Output every line below without omitting or altering anything.
------------------------------------------------------------------------
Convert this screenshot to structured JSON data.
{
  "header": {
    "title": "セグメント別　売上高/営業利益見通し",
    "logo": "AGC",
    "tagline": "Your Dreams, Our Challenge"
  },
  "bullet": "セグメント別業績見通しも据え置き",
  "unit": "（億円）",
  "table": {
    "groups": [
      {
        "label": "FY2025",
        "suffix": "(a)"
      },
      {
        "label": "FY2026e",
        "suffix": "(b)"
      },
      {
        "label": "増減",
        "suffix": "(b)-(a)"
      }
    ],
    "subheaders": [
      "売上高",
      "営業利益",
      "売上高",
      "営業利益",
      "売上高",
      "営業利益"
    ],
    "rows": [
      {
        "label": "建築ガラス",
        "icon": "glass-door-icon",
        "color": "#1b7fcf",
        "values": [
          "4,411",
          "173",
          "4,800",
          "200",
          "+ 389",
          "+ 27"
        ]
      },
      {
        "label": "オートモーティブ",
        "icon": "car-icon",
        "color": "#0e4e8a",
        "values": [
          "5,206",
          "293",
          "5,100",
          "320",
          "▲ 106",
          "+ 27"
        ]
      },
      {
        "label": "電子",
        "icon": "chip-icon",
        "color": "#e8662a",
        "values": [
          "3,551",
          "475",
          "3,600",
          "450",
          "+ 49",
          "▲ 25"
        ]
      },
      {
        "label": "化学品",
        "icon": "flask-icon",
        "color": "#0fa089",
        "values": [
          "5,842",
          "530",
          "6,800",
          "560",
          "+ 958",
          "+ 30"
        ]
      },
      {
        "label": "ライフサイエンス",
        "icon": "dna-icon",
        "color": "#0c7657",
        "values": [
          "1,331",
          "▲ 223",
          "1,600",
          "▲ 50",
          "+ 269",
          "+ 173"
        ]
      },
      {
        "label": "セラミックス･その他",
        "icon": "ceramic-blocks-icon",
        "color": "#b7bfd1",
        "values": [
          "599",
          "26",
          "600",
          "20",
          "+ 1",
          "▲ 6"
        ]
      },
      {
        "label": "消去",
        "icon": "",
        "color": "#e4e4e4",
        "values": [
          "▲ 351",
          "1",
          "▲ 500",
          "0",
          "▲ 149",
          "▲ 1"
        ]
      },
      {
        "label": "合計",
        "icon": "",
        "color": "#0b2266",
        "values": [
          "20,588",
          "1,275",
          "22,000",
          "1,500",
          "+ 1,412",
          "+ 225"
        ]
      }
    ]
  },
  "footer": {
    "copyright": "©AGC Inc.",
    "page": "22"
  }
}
------------------------------------------------------------------------
### [EXERCISE SOLUTION]
Convert this screenshot to structured JSON data.
{
  "header": {
    "title": "セグメント別　売上高/営業利益見通し",
    "logo": "AGC",
    "tagline": "Your Dreams, Our Challenge"
  },
  "bullet": "セグメント別業績見通しも据え置き",
  "unit": "（億円）",
  "table": {
    "groups": [
      {
        "label": "FY2025",
        "suffix": "(a)"
      },
      {
        "label": "FY2026e",
        "suffix": "(b)"
      },
      {
        "label": "増減",
        "suffix": "(b)-(a)"
      }
    ],
    "subheaders": [
      "売上高",
      "営業利益",
      "売上高",
      "営業利益",
      "売上高",
      "営業利益"
    ],
    "rows": [
      {
        "label": "建築ガラス",
        "icon": "glass-door-icon",
        "color": "#1b7fcf",
        "values": [
          "4,411",
          "173",
          "4,800",
          "200",
          "+ 389",
          "+ 27"
        ]
      },
      {
        "label": "オートモーティブ",
        "icon": "car-icon",
        "color": "#0e4e8a",
        "values": [
          "5,206",
          "293",
          "5,100",
          "320",
          "▲ 106",
          "+ 27"
        ]
      },
      {
        "label": "電子",
        "icon": "chip-icon",
        "color": "#e8662a",
        "values": [
          "3,551",
          "475",
          "3,600",
          "450",
          "+ 49",
          "▲ 25"
        ]
      },
      {
        "label": "化学品",
        "icon": "flask-icon",
        "color": "#0fa089",
        "values": [
          "5,842",
          "530",
          "6,800",
          "560",
          "+ 958",
          "+ 30"
        ]
      },
      {
        "label": "ライフサイエンス",
        "icon": "dna-icon",
        "color": "#0c7657",
        "values": [
          "1,331",
          "▲ 223",
          "1,600",
          "▲ 50",
          "+ 269",
          "+ 173"
        ]
      },
      {
        "label": "セラミックス･その他",
        "icon": "ceramic-blocks-icon",
        "color": "#b7bfd1",
        "values": [
          "599",
          "26",
          "600",
          "20",
          "+ 1",
          "▲ 6"
        ]
      },
      {
        "label": "消去",
        "icon": "",
        "color": "#e4e4e4",
        "values": [
          "▲ 351",
          "1",
          "▲ 500",
          "0",
          "▲ 149",
          "▲ 1"
        ]
      },
      {
        "label": "合計",
        "icon": "",
        "color": "#0b2266",
        "values": [
          "20,588",
          "1,275",
          "22,000",
          "1,500",
          "+ 1,412",
          "+ 225"
        ]
      }
    ]
  },
  "footer": {
    "copyright": "©AGC Inc.",
    "page": "22"
  }
}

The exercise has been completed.